— BEGIN ENTRIES SUPPLIED —

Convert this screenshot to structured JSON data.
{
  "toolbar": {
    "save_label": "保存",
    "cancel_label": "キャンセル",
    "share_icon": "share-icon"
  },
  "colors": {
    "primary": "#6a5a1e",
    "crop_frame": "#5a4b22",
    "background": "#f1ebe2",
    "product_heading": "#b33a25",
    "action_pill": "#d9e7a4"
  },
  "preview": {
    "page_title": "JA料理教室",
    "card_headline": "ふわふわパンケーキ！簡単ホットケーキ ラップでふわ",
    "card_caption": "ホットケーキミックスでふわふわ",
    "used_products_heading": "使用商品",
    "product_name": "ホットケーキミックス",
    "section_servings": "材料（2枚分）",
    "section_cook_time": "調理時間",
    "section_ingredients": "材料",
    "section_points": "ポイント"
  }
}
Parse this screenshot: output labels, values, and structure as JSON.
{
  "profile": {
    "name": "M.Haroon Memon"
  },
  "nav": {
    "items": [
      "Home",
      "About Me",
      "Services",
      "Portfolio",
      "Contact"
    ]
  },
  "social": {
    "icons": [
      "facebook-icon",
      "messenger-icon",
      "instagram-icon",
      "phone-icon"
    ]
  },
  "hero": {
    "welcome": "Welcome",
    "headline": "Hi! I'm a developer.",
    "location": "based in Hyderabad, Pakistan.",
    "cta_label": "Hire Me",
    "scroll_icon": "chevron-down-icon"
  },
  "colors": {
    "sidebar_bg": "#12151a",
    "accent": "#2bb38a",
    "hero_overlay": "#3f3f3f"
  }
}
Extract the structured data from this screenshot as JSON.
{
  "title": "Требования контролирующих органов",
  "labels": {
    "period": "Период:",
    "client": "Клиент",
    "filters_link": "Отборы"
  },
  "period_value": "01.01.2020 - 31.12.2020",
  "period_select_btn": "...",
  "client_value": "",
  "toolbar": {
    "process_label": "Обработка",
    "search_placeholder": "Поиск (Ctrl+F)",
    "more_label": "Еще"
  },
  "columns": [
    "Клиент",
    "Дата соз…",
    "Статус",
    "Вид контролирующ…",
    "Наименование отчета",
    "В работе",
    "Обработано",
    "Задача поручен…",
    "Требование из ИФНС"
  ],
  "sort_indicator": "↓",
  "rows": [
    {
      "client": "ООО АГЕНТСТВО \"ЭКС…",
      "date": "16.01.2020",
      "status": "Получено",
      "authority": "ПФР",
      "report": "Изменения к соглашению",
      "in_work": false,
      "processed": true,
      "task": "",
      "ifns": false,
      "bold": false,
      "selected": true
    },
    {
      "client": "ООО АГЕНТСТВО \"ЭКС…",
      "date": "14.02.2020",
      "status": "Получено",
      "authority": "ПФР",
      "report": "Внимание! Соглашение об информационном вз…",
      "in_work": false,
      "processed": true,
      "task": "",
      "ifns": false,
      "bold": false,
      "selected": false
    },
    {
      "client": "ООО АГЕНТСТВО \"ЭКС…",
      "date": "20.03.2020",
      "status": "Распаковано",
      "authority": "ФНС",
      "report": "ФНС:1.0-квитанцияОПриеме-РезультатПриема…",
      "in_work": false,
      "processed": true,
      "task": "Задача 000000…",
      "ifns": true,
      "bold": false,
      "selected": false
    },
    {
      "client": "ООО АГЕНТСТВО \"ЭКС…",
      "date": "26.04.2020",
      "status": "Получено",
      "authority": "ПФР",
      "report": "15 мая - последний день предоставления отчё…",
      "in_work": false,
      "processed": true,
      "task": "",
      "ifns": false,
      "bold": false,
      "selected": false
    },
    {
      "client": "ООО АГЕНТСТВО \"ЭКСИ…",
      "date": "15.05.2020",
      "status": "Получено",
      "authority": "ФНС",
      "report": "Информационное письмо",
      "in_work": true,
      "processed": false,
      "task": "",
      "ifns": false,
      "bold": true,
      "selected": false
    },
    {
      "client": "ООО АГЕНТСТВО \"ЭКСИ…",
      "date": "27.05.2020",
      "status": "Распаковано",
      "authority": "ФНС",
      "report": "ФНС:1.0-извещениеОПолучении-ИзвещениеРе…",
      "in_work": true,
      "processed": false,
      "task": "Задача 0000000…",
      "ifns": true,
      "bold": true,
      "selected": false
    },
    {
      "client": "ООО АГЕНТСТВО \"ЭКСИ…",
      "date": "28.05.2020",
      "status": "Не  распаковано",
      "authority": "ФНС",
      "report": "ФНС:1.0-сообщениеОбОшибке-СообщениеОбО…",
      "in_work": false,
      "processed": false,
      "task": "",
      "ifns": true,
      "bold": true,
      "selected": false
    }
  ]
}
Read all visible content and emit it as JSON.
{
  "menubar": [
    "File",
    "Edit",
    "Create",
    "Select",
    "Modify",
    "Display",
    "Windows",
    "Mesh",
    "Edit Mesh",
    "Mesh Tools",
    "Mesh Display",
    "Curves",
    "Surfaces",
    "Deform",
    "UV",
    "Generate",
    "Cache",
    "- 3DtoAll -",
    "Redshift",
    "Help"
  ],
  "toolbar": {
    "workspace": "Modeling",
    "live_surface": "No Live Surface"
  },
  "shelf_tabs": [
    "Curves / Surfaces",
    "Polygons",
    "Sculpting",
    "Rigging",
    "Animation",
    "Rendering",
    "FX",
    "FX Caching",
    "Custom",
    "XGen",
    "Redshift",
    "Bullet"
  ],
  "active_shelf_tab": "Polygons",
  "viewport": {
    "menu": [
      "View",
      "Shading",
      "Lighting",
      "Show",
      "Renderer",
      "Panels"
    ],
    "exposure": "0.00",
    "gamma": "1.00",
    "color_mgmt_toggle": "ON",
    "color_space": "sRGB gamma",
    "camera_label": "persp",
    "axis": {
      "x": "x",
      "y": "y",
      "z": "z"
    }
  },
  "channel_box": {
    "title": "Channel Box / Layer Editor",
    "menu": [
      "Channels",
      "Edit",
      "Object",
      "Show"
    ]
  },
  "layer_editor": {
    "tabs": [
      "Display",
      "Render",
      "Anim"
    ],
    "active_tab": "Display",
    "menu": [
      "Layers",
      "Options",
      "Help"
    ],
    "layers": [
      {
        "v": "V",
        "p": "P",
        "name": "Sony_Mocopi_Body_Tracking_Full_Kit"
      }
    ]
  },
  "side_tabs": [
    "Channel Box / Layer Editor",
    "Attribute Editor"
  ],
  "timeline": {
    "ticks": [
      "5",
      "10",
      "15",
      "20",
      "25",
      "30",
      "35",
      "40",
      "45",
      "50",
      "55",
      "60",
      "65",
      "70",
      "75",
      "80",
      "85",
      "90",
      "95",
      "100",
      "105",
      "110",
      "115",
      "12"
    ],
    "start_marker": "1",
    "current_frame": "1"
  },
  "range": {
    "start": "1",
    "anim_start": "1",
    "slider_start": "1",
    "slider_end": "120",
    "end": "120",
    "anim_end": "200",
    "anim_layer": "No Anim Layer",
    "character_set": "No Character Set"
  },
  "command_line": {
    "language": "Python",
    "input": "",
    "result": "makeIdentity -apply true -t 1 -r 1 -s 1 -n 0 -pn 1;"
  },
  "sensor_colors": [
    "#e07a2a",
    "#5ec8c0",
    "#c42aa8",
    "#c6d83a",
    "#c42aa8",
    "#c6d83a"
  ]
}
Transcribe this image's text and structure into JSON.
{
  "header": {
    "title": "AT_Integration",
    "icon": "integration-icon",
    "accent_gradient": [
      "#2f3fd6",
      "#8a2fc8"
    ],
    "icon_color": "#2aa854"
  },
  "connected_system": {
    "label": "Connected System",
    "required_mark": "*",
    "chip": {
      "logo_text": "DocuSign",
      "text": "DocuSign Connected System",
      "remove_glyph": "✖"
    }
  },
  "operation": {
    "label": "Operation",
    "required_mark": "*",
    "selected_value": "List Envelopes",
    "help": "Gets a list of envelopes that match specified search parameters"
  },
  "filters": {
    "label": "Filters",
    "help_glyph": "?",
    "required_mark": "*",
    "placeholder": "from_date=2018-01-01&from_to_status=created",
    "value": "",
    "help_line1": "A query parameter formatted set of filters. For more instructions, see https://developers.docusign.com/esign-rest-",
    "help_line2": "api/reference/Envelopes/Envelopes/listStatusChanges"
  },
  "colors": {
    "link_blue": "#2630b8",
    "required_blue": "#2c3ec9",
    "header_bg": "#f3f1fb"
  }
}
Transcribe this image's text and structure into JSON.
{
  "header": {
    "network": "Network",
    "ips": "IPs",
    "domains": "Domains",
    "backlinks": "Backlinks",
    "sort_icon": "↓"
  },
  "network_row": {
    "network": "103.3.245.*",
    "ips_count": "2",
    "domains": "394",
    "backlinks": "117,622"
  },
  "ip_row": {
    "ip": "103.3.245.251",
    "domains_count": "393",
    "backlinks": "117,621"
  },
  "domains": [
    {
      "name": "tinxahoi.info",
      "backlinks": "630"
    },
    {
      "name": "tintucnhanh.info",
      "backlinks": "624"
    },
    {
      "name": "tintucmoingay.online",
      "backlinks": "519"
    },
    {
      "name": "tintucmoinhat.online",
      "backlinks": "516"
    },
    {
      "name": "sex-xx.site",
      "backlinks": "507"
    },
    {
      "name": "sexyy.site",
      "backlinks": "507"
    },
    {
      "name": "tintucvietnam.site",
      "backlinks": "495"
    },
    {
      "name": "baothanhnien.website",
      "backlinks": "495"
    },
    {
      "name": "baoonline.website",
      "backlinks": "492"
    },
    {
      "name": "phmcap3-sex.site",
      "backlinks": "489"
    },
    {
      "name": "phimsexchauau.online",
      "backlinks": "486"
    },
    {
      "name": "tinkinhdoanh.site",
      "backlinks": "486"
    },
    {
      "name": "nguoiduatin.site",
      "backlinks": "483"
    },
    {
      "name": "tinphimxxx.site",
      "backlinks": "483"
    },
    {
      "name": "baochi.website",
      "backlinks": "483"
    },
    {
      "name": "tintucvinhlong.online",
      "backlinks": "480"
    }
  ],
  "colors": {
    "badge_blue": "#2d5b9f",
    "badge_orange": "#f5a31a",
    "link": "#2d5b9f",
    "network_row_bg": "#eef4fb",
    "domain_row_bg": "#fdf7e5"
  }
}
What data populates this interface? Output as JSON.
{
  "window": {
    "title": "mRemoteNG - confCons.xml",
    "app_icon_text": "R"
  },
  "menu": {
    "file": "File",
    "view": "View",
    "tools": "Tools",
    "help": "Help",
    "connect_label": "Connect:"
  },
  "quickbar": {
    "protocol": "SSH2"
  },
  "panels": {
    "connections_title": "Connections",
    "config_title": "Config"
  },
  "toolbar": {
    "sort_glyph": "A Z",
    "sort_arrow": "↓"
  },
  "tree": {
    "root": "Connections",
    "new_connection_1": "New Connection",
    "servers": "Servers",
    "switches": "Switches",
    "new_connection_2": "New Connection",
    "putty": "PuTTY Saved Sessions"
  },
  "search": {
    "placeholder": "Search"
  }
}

— END ENTRIES SUPPLIED —

* **PROBLEM**: Scan the material above for the word "labels". Copy each line where it occurs.

* **OUTPUT**:
Parse this screenshot: output labels, values, and structure as JSON.
  "labels": {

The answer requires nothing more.